### Records to use
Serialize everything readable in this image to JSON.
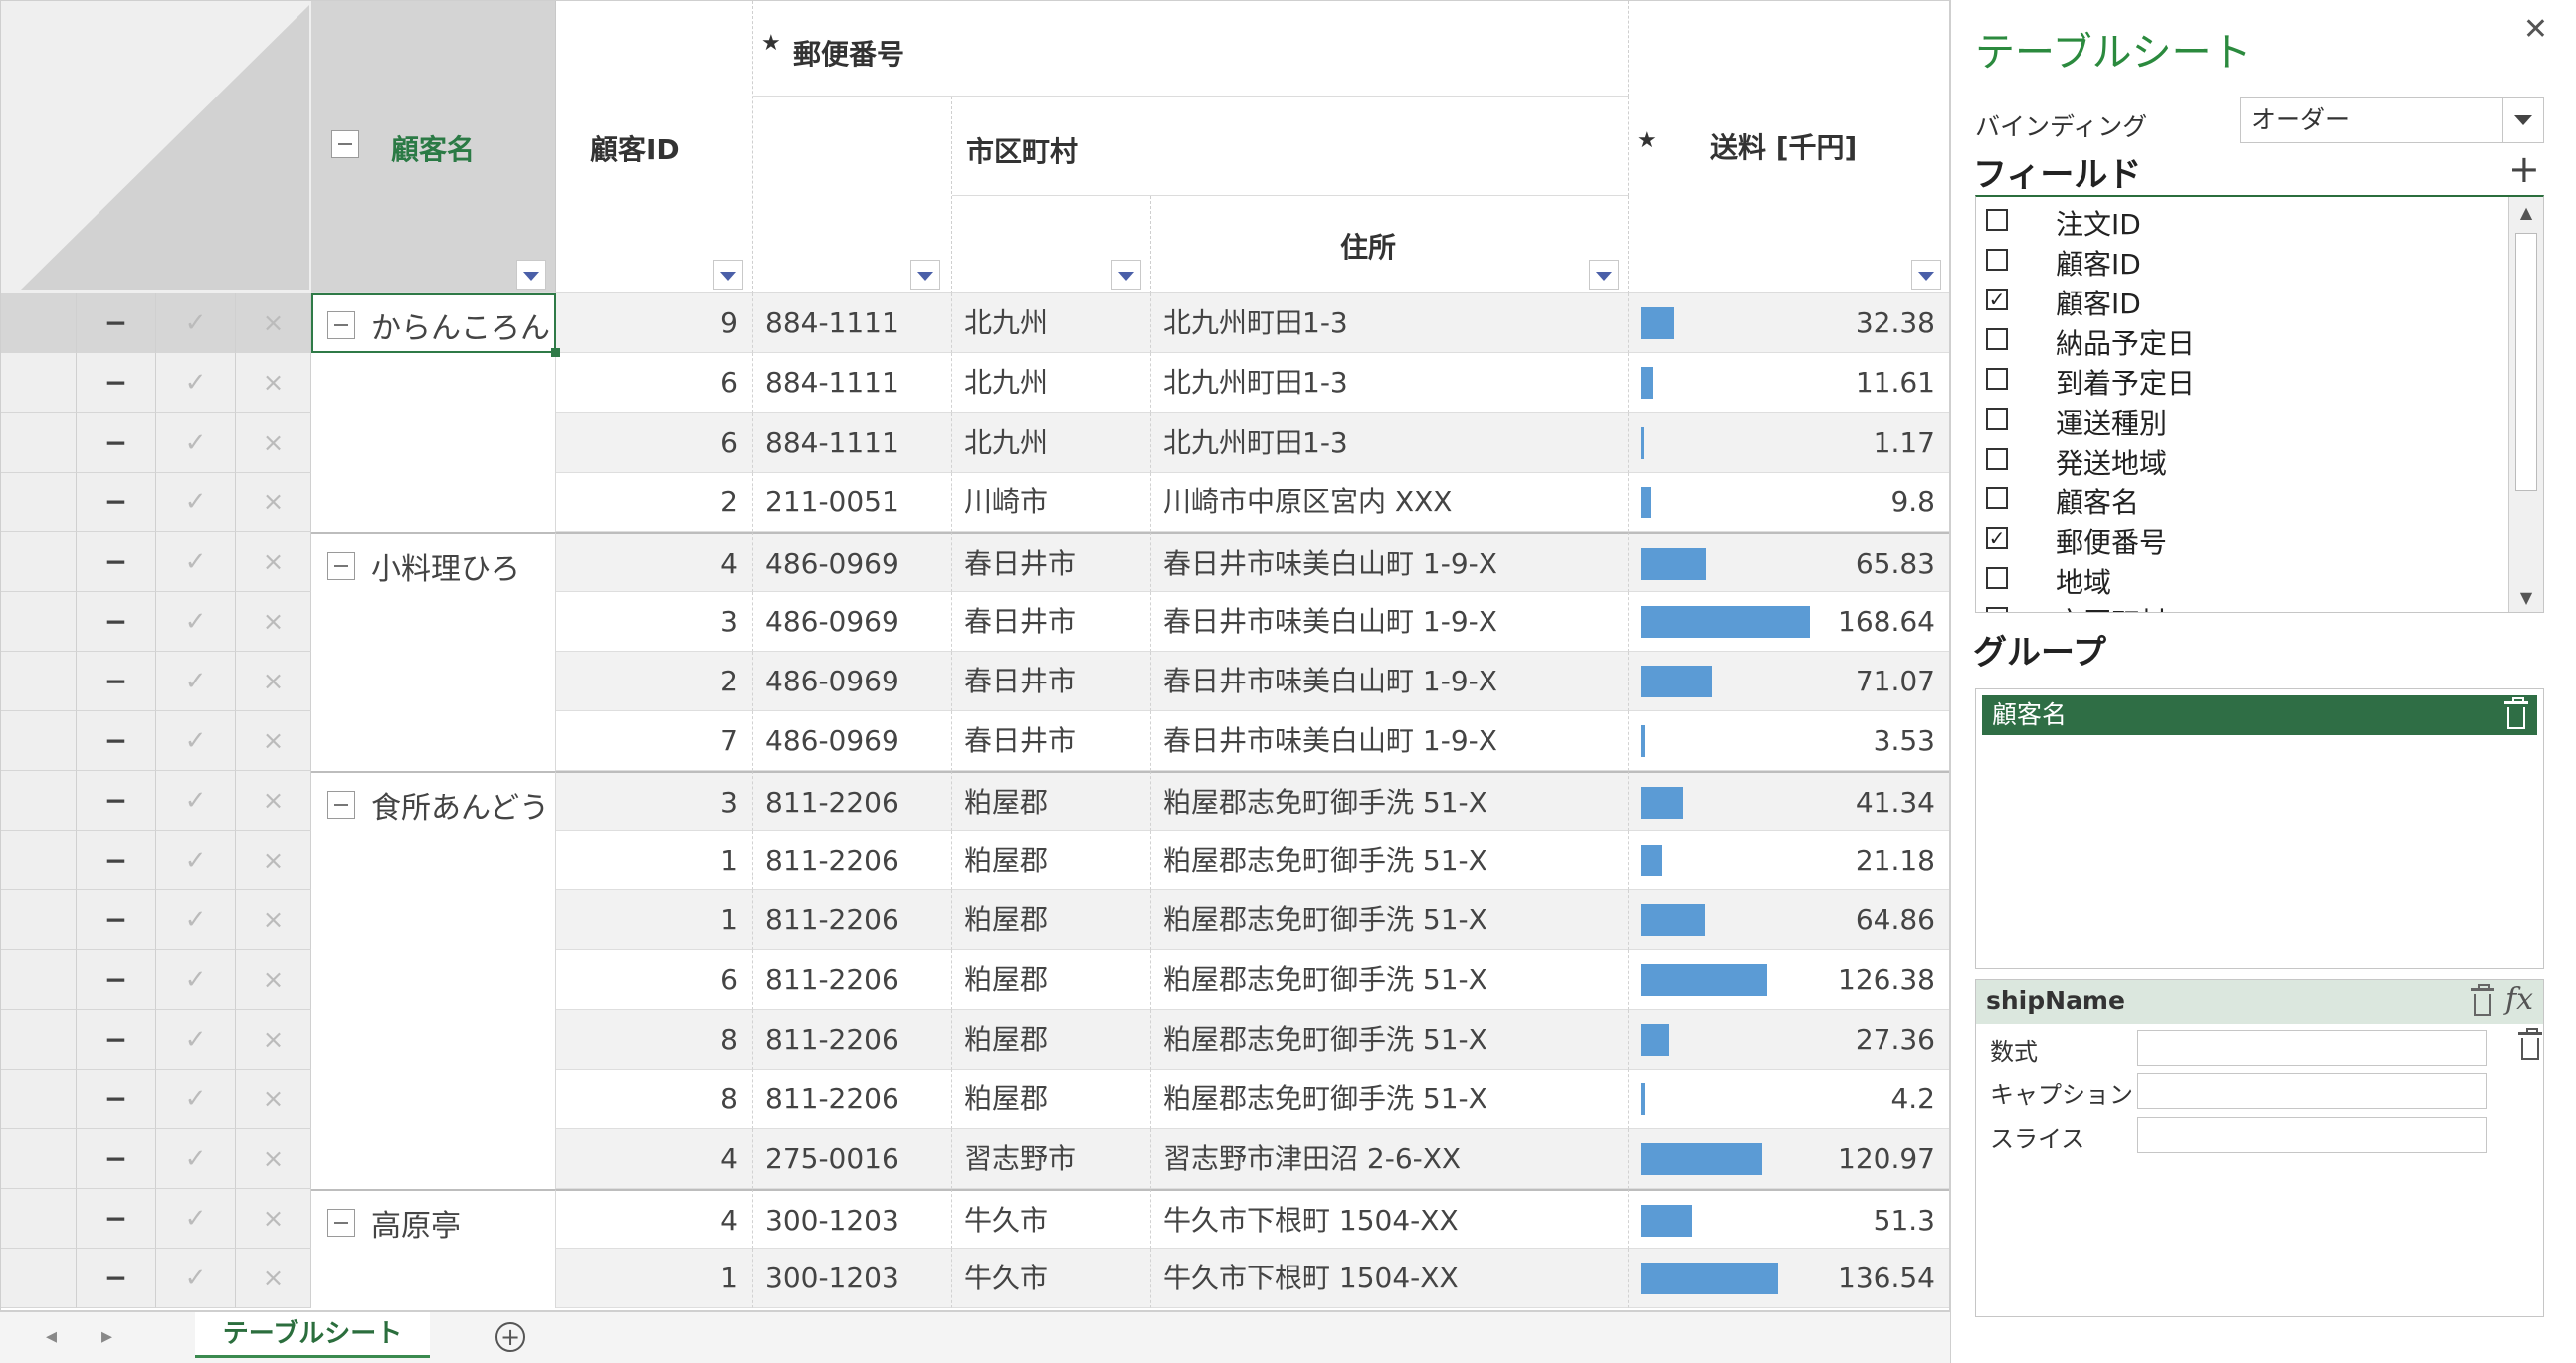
{
  "grid": {
    "headers": {
      "customer_name": "顧客名",
      "customer_id": "顧客ID",
      "postal_code": "郵便番号",
      "city": "市区町村",
      "address": "住所",
      "shipping_fee": "送料 [千円]",
      "star": "★"
    },
    "row_header_symbols": {
      "delete": "−",
      "confirm": "✓",
      "cancel": "×"
    },
    "groups": [
      {
        "name": "からんころん",
        "start": 0,
        "rows": 4
      },
      {
        "name": "小料理ひろ",
        "start": 4,
        "rows": 4
      },
      {
        "name": "食所あんどう",
        "start": 8,
        "rows": 7
      },
      {
        "name": "高原亭",
        "start": 15,
        "rows": 2
      }
    ],
    "rows": [
      {
        "customer_id": "9",
        "postal": "884-1111",
        "city": "北九州",
        "address": "北九州町田1-3",
        "fee": "32.38",
        "fee_value": 32.38
      },
      {
        "customer_id": "6",
        "postal": "884-1111",
        "city": "北九州",
        "address": "北九州町田1-3",
        "fee": "11.61",
        "fee_value": 11.61
      },
      {
        "customer_id": "6",
        "postal": "884-1111",
        "city": "北九州",
        "address": "北九州町田1-3",
        "fee": "1.17",
        "fee_value": 1.17
      },
      {
        "customer_id": "2",
        "postal": "211-0051",
        "city": "川崎市",
        "address": "川崎市中原区宮内 XXX",
        "fee": "9.8",
        "fee_value": 9.8
      },
      {
        "customer_id": "4",
        "postal": "486-0969",
        "city": "春日井市",
        "address": "春日井市味美白山町 1-9-X",
        "fee": "65.83",
        "fee_value": 65.83
      },
      {
        "customer_id": "3",
        "postal": "486-0969",
        "city": "春日井市",
        "address": "春日井市味美白山町 1-9-X",
        "fee": "168.64",
        "fee_value": 168.64
      },
      {
        "customer_id": "2",
        "postal": "486-0969",
        "city": "春日井市",
        "address": "春日井市味美白山町 1-9-X",
        "fee": "71.07",
        "fee_value": 71.07
      },
      {
        "customer_id": "7",
        "postal": "486-0969",
        "city": "春日井市",
        "address": "春日井市味美白山町 1-9-X",
        "fee": "3.53",
        "fee_value": 3.53
      },
      {
        "customer_id": "3",
        "postal": "811-2206",
        "city": "粕屋郡",
        "address": "粕屋郡志免町御手洗 51-X",
        "fee": "41.34",
        "fee_value": 41.34
      },
      {
        "customer_id": "1",
        "postal": "811-2206",
        "city": "粕屋郡",
        "address": "粕屋郡志免町御手洗 51-X",
        "fee": "21.18",
        "fee_value": 21.18
      },
      {
        "customer_id": "1",
        "postal": "811-2206",
        "city": "粕屋郡",
        "address": "粕屋郡志免町御手洗 51-X",
        "fee": "64.86",
        "fee_value": 64.86
      },
      {
        "customer_id": "6",
        "postal": "811-2206",
        "city": "粕屋郡",
        "address": "粕屋郡志免町御手洗 51-X",
        "fee": "126.38",
        "fee_value": 126.38
      },
      {
        "customer_id": "8",
        "postal": "811-2206",
        "city": "粕屋郡",
        "address": "粕屋郡志免町御手洗 51-X",
        "fee": "27.36",
        "fee_value": 27.36
      },
      {
        "customer_id": "8",
        "postal": "811-2206",
        "city": "粕屋郡",
        "address": "粕屋郡志免町御手洗 51-X",
        "fee": "4.2",
        "fee_value": 4.2
      },
      {
        "customer_id": "4",
        "postal": "275-0016",
        "city": "習志野市",
        "address": "習志野市津田沼 2-6-XX",
        "fee": "120.97",
        "fee_value": 120.97
      },
      {
        "customer_id": "4",
        "postal": "300-1203",
        "city": "牛久市",
        "address": "牛久市下根町 1504-XX",
        "fee": "51.3",
        "fee_value": 51.3
      },
      {
        "customer_id": "1",
        "postal": "300-1203",
        "city": "牛久市",
        "address": "牛久市下根町 1504-XX",
        "fee": "136.54",
        "fee_value": 136.54
      }
    ],
    "bar_color": "#5b9bd5"
  },
  "tabs": {
    "sheet_tab_label": "テーブルシート",
    "prev_icon": "◂",
    "next_icon": "▸",
    "add_icon": "+"
  },
  "panel": {
    "title": "テーブルシート",
    "close_icon": "✕",
    "binding_label": "バインディング",
    "binding_value": "オーダー",
    "fields_heading": "フィールド",
    "add_field_icon": "+",
    "fields": [
      {
        "label": "注文ID",
        "checked": false
      },
      {
        "label": "顧客ID",
        "checked": false
      },
      {
        "label": "顧客ID",
        "checked": true
      },
      {
        "label": "納品予定日",
        "checked": false
      },
      {
        "label": "到着予定日",
        "checked": false
      },
      {
        "label": "運送種別",
        "checked": false
      },
      {
        "label": "発送地域",
        "checked": false
      },
      {
        "label": "顧客名",
        "checked": false
      },
      {
        "label": "郵便番号",
        "checked": true
      },
      {
        "label": "地域",
        "checked": false
      },
      {
        "label": "市区町村",
        "checked": true
      }
    ],
    "group_heading": "グループ",
    "group_chip": "顧客名",
    "field_editor": {
      "name": "shipName",
      "fx_icon": "fx",
      "formula_label": "数式",
      "caption_label": "キャプション",
      "slice_label": "スライス"
    },
    "accent_color": "#2b8a3e"
  }
}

### Exercise requirements
Copy every record above exactly, leaving out any pictures.

### Exercise output
Serialize everything readable in this image to JSON.
{
  "grid": {
    "headers": {
      "customer_name": "顧客名",
      "customer_id": "顧客ID",
      "postal_code": "郵便番号",
      "city": "市区町村",
      "address": "住所",
      "shipping_fee": "送料 [千円]",
      "star": "★"
    },
    "row_header_symbols": {
      "delete": "−",
      "confirm": "✓",
      "cancel": "×"
    },
    "groups": [
      {
        "name": "からんころん",
        "start": 0,
        "rows": 4
      },
      {
        "name": "小料理ひろ",
        "start": 4,
        "rows": 4
      },
      {
        "name": "食所あんどう",
        "start": 8,
        "rows": 7
      },
      {
        "name": "高原亭",
        "start": 15,
        "rows": 2
      }
    ],
    "rows": [
      {
        "customer_id": "9",
        "postal": "884-1111",
        "city": "北九州",
        "address": "北九州町田1-3",
        "fee": "32.38",
        "fee_value": 32.38
      },
      {
        "customer_id": "6",
        "postal": "884-1111",
        "city": "北九州",
        "address": "北九州町田1-3",
        "fee": "11.61",
        "fee_value": 11.61
      },
      {
        "customer_id": "6",
        "postal": "884-1111",
        "city": "北九州",
        "address": "北九州町田1-3",
        "fee": "1.17",
        "fee_value": 1.17
      },
      {
        "customer_id": "2",
        "postal": "211-0051",
        "city": "川崎市",
        "address": "川崎市中原区宮内 XXX",
        "fee": "9.8",
        "fee_value": 9.8
      },
      {
        "customer_id": "4",
        "postal": "486-0969",
        "city": "春日井市",
        "address": "春日井市味美白山町 1-9-X",
        "fee": "65.83",
        "fee_value": 65.83
      },
      {
        "customer_id": "3",
        "postal": "486-0969",
        "city": "春日井市",
        "address": "春日井市味美白山町 1-9-X",
        "fee": "168.64",
        "fee_value": 168.64
      },
      {
        "customer_id": "2",
        "postal": "486-0969",
        "city": "春日井市",
        "address": "春日井市味美白山町 1-9-X",
        "fee": "71.07",
        "fee_value": 71.07
      },
      {
        "customer_id": "7",
        "postal": "486-0969",
        "city": "春日井市",
        "address": "春日井市味美白山町 1-9-X",
        "fee": "3.53",
        "fee_value": 3.53
      },
      {
        "customer_id": "3",
        "postal": "811-2206",
        "city": "粕屋郡",
        "address": "粕屋郡志免町御手洗 51-X",
        "fee": "41.34",
        "fee_value": 41.34
      },
      {
        "customer_id": "1",
        "postal": "811-2206",
        "city": "粕屋郡",
        "address": "粕屋郡志免町御手洗 51-X",
        "fee": "21.18",
        "fee_value": 21.18
      },
      {
        "customer_id": "1",
        "postal": "811-2206",
        "city": "粕屋郡",
        "address": "粕屋郡志免町御手洗 51-X",
        "fee": "64.86",
        "fee_value": 64.86
      },
      {
        "customer_id": "6",
        "postal": "811-2206",
        "city": "粕屋郡",
        "address": "粕屋郡志免町御手洗 51-X",
        "fee": "126.38",
        "fee_value": 126.38
      },
      {
        "customer_id": "8",
        "postal": "811-2206",
        "city": "粕屋郡",
        "address": "粕屋郡志免町御手洗 51-X",
        "fee": "27.36",
        "fee_value": 27.36
      },
      {
        "customer_id": "8",
        "postal": "811-2206",
        "city": "粕屋郡",
        "address": "粕屋郡志免町御手洗 51-X",
        "fee": "4.2",
        "fee_value": 4.2
      },
      {
        "customer_id": "4",
        "postal": "275-0016",
        "city": "習志野市",
        "address": "習志野市津田沼 2-6-XX",
        "fee": "120.97",
        "fee_value": 120.97
      },
      {
        "customer_id": "4",
        "postal": "300-1203",
        "city": "牛久市",
        "address": "牛久市下根町 1504-XX",
        "fee": "51.3",
        "fee_value": 51.3
      },
      {
        "customer_id": "1",
        "postal": "300-1203",
        "city": "牛久市",
        "address": "牛久市下根町 1504-XX",
        "fee": "136.54",
        "fee_value": 136.54
      }
    ],
    "bar_color": "#5b9bd5"
  },
  "tabs": {
    "sheet_tab_label": "テーブルシート",
    "prev_icon": "◂",
    "next_icon": "▸",
    "add_icon": "+"
  },
  "panel": {
    "title": "テーブルシート",
    "close_icon": "✕",
    "binding_label": "バインディング",
    "binding_value": "オーダー",
    "fields_heading": "フィールド",
    "add_field_icon": "+",
    "fields": [
      {
        "label": "注文ID",
        "checked": false
      },
      {
        "label": "顧客ID",
        "checked": false
      },
      {
        "label": "顧客ID",
        "checked": true
      },
      {
        "label": "納品予定日",
        "checked": false
      },
      {
        "label": "到着予定日",
        "checked": false
      },
      {
        "label": "運送種別",
        "checked": false
      },
      {
        "label": "発送地域",
        "checked": false
      },
      {
        "label": "顧客名",
        "checked": false
      },
      {
        "label": "郵便番号",
        "checked": true
      },
      {
        "label": "地域",
        "checked": false
      },
      {
        "label": "市区町村",
        "checked": true
      }
    ],
    "group_heading": "グループ",
    "group_chip": "顧客名",
    "field_editor": {
      "name": "shipName",
      "fx_icon": "fx",
      "formula_label": "数式",
      "caption_label": "キャプション",
      "slice_label": "スライス"
    },
    "accent_color": "#2b8a3e"
  }
}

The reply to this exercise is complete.